▶ _THE TASK_:
Report all lines from the entries below in which "will" appears.

──────── PROVIDED INFORMATION ────────

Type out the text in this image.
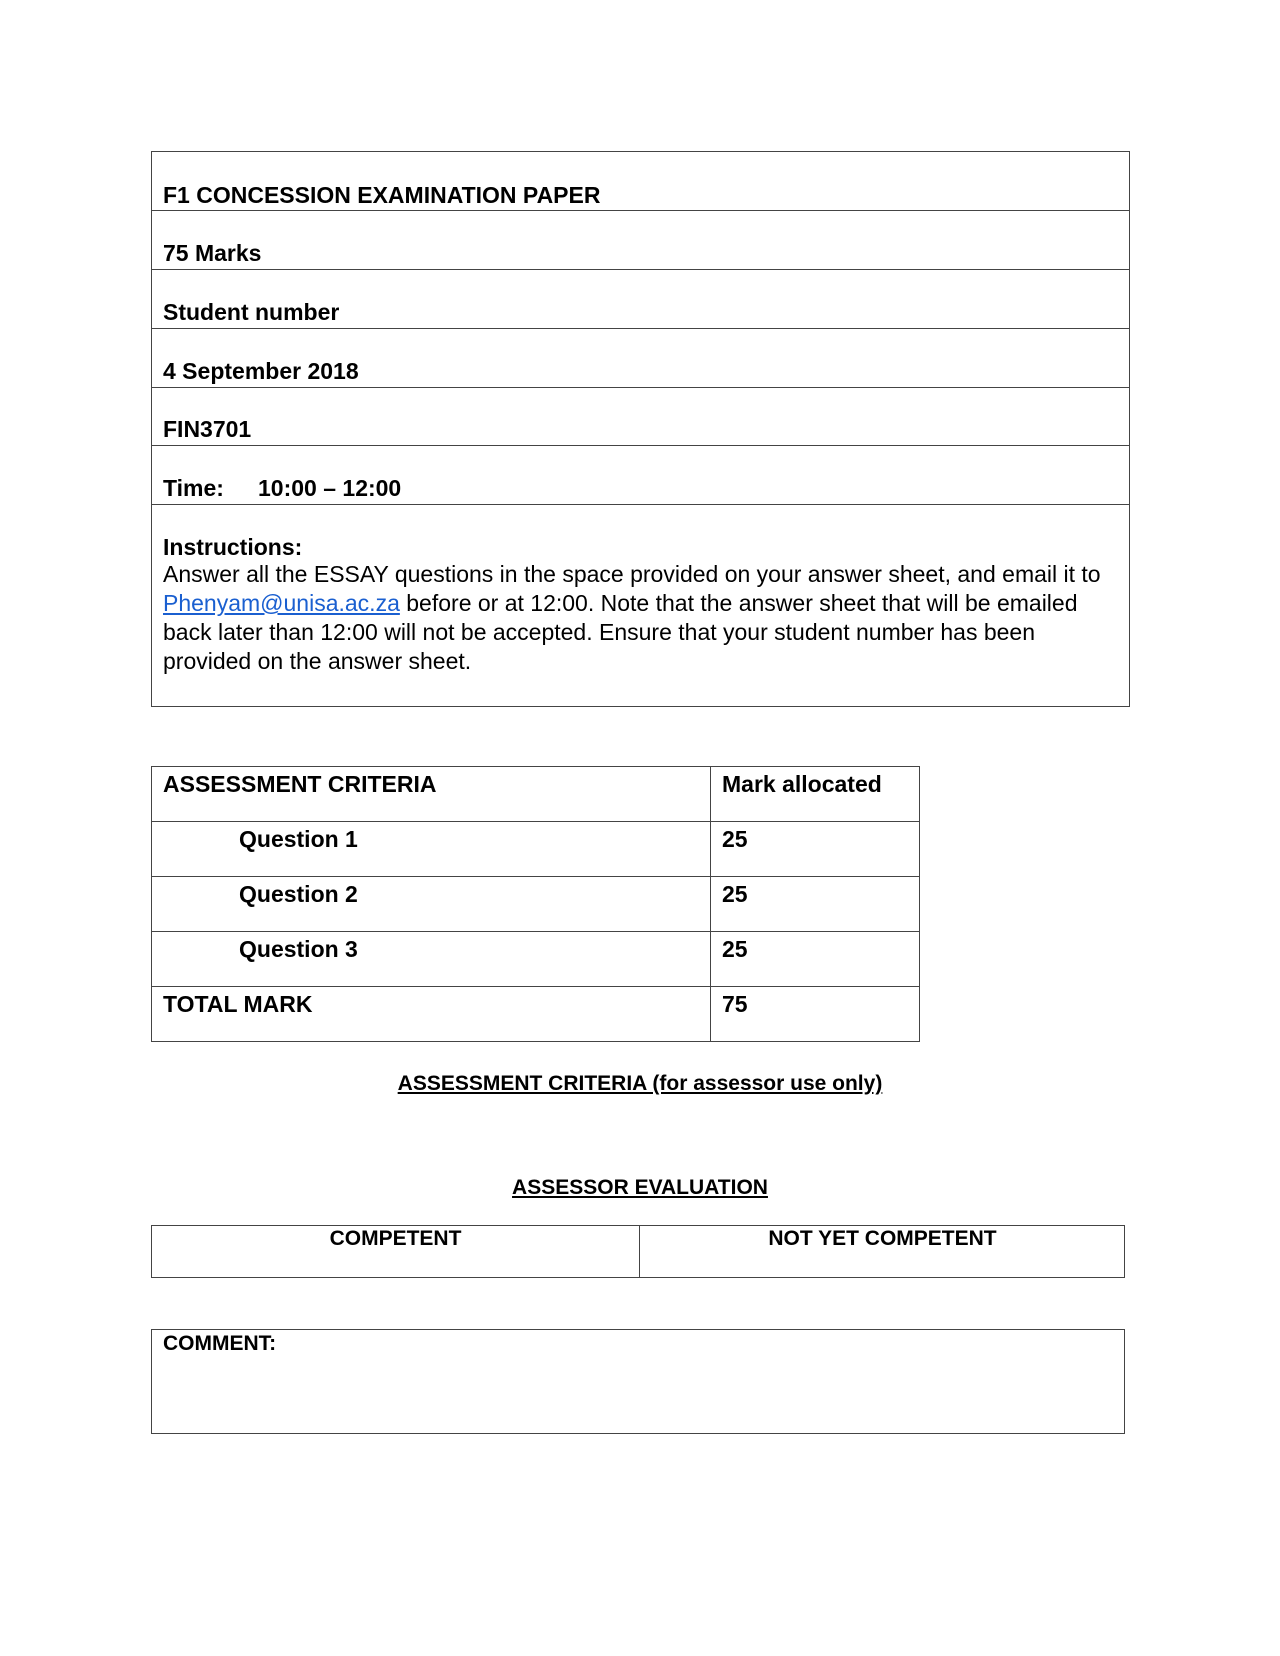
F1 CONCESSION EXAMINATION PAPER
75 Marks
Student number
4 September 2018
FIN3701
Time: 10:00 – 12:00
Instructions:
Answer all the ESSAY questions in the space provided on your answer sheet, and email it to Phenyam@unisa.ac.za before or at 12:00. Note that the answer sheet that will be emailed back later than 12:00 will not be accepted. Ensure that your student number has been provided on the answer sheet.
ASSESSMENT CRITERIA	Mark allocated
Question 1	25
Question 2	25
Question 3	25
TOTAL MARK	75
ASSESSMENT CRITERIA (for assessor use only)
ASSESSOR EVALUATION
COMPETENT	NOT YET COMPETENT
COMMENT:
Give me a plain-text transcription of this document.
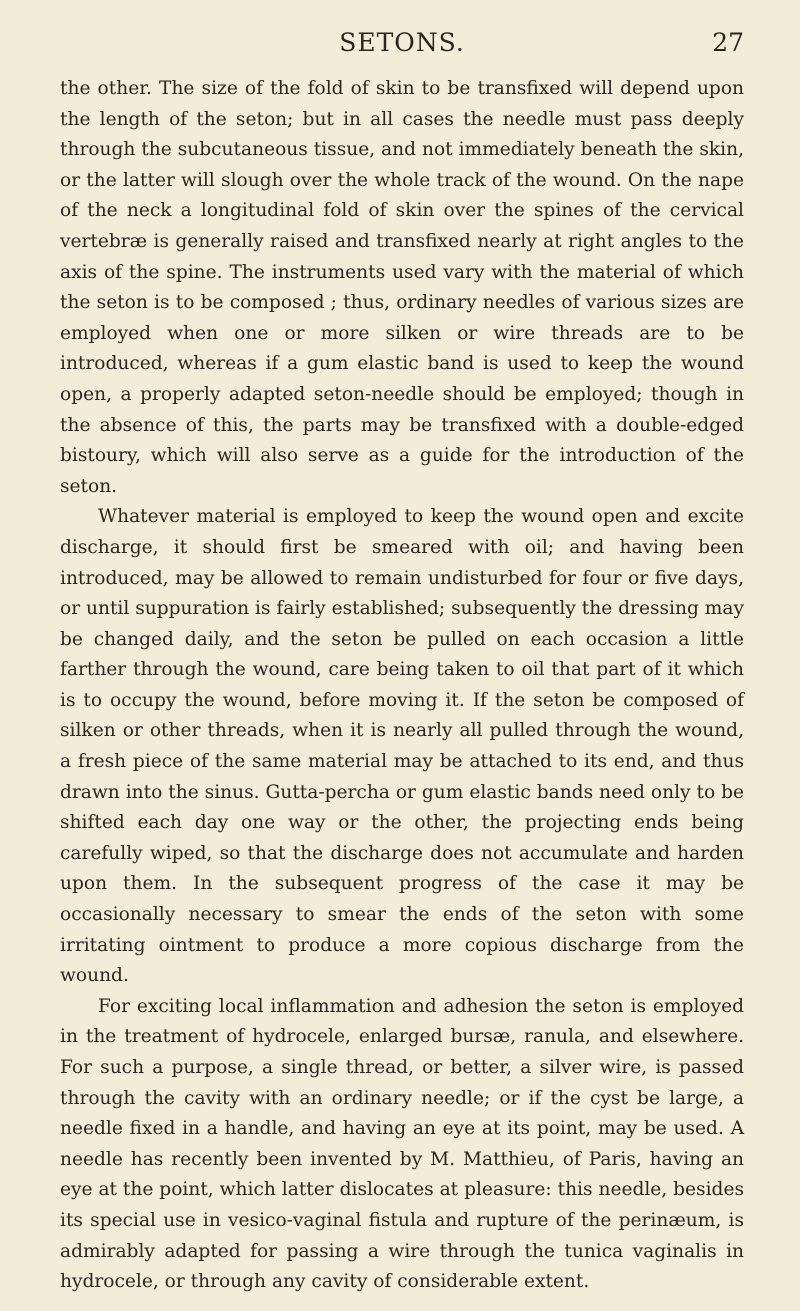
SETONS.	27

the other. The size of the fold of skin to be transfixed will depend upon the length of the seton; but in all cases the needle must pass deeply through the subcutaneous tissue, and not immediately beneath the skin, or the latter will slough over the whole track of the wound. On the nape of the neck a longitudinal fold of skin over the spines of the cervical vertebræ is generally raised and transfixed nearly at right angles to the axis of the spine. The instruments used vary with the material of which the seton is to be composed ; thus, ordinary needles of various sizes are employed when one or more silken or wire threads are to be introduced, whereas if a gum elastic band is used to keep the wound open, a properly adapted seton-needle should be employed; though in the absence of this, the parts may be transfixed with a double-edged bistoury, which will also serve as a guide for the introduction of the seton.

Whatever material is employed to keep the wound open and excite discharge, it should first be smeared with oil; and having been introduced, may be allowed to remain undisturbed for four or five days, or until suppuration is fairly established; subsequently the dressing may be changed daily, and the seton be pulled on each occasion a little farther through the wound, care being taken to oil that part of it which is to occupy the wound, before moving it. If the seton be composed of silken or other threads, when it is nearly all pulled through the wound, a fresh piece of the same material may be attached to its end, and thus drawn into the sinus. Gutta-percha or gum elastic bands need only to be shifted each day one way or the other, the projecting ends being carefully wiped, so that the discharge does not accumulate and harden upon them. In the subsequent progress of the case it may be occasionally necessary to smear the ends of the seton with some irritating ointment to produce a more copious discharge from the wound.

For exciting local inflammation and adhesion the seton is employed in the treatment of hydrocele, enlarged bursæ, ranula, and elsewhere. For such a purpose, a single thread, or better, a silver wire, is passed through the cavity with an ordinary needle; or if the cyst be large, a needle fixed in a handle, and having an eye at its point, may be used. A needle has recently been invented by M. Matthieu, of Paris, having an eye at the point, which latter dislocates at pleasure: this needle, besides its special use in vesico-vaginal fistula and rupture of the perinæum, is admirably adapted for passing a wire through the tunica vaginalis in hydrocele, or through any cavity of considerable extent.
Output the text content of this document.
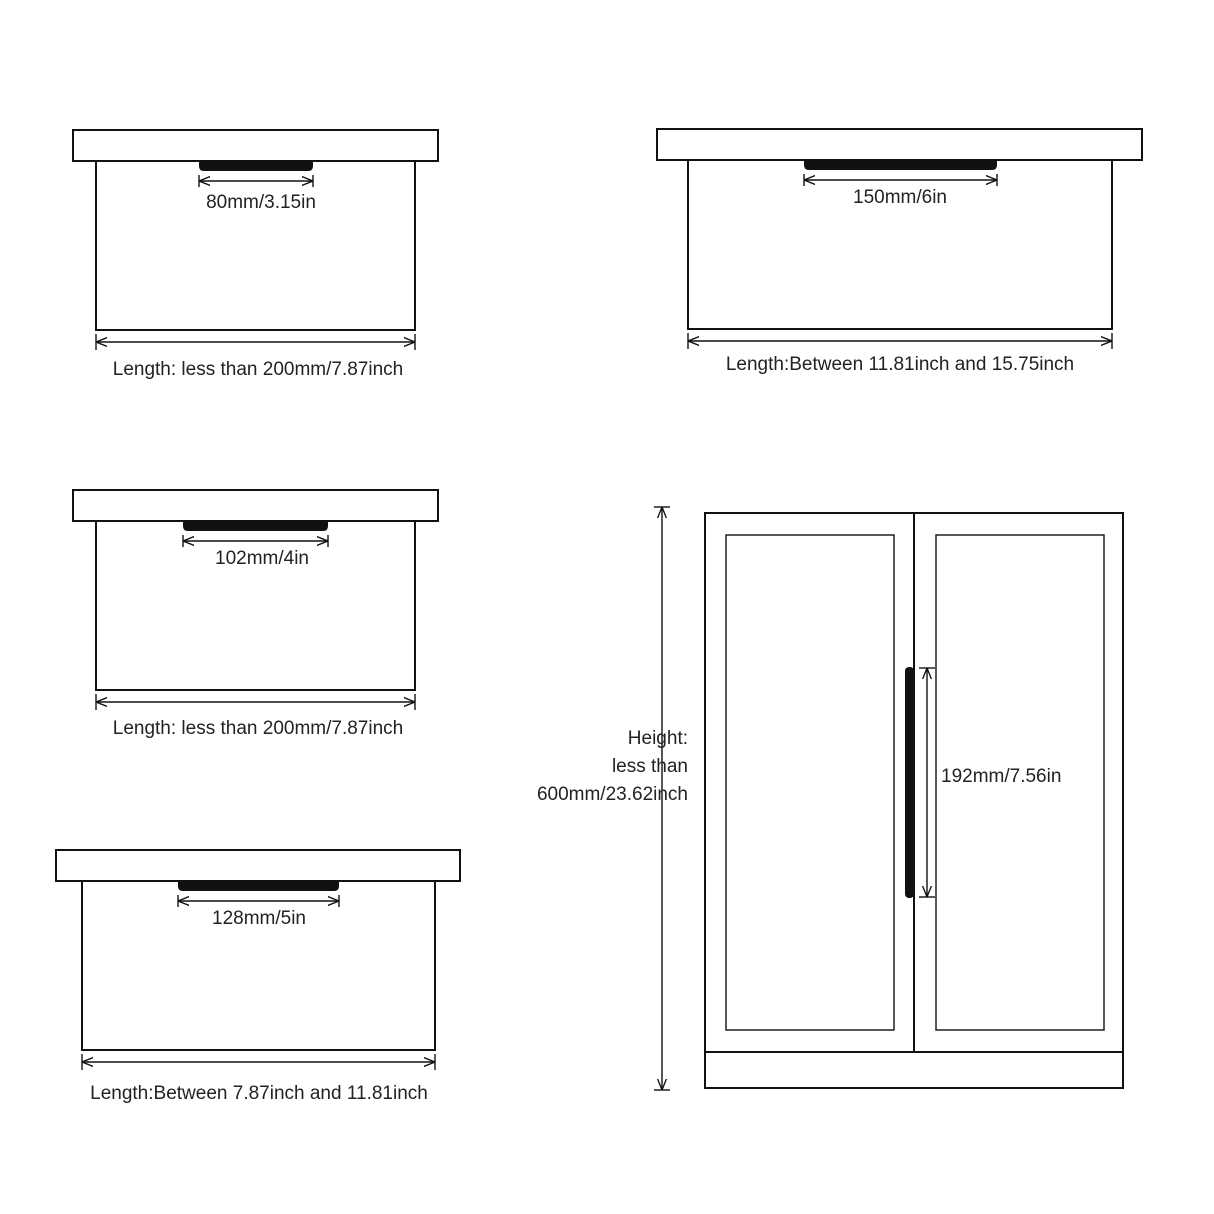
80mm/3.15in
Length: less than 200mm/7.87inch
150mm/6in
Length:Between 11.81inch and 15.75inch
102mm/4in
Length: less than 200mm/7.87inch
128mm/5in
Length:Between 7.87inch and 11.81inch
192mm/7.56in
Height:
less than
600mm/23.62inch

────────

▶ _FINAL ANSWER_:
Answer all the ESSAY questions in the space provided on your answer sheet, and email it to Phenyam@unisa.ac.za before or at 12:00. Note that the answer sheet that will be emailed back later than 12:00 will not be accepted. Ensure that your student number has been provided on the answer sheet.
the other. The size of the fold of skin to be transfixed will depend upon the length of the seton; but in all cases the needle must pass deeply through the subcutaneous tissue, and not immediately beneath the skin, or the latter will slough over the whole track of the wound. On the nape of the neck a longitudinal fold of skin over the spines of the cervical vertebræ is generally raised and transfixed nearly at right angles to the axis of the spine. The instruments used vary with the material of which the seton is to be composed ; thus, ordinary needles of various sizes are employed when one or more silken or wire threads are to be introduced, whereas if a gum elastic band is used to keep the wound open, a properly adapted seton-needle should be employed; though in the absence of this, the parts may be transfixed with a double-edged bistoury, which will also serve as a guide for the introduction of the seton.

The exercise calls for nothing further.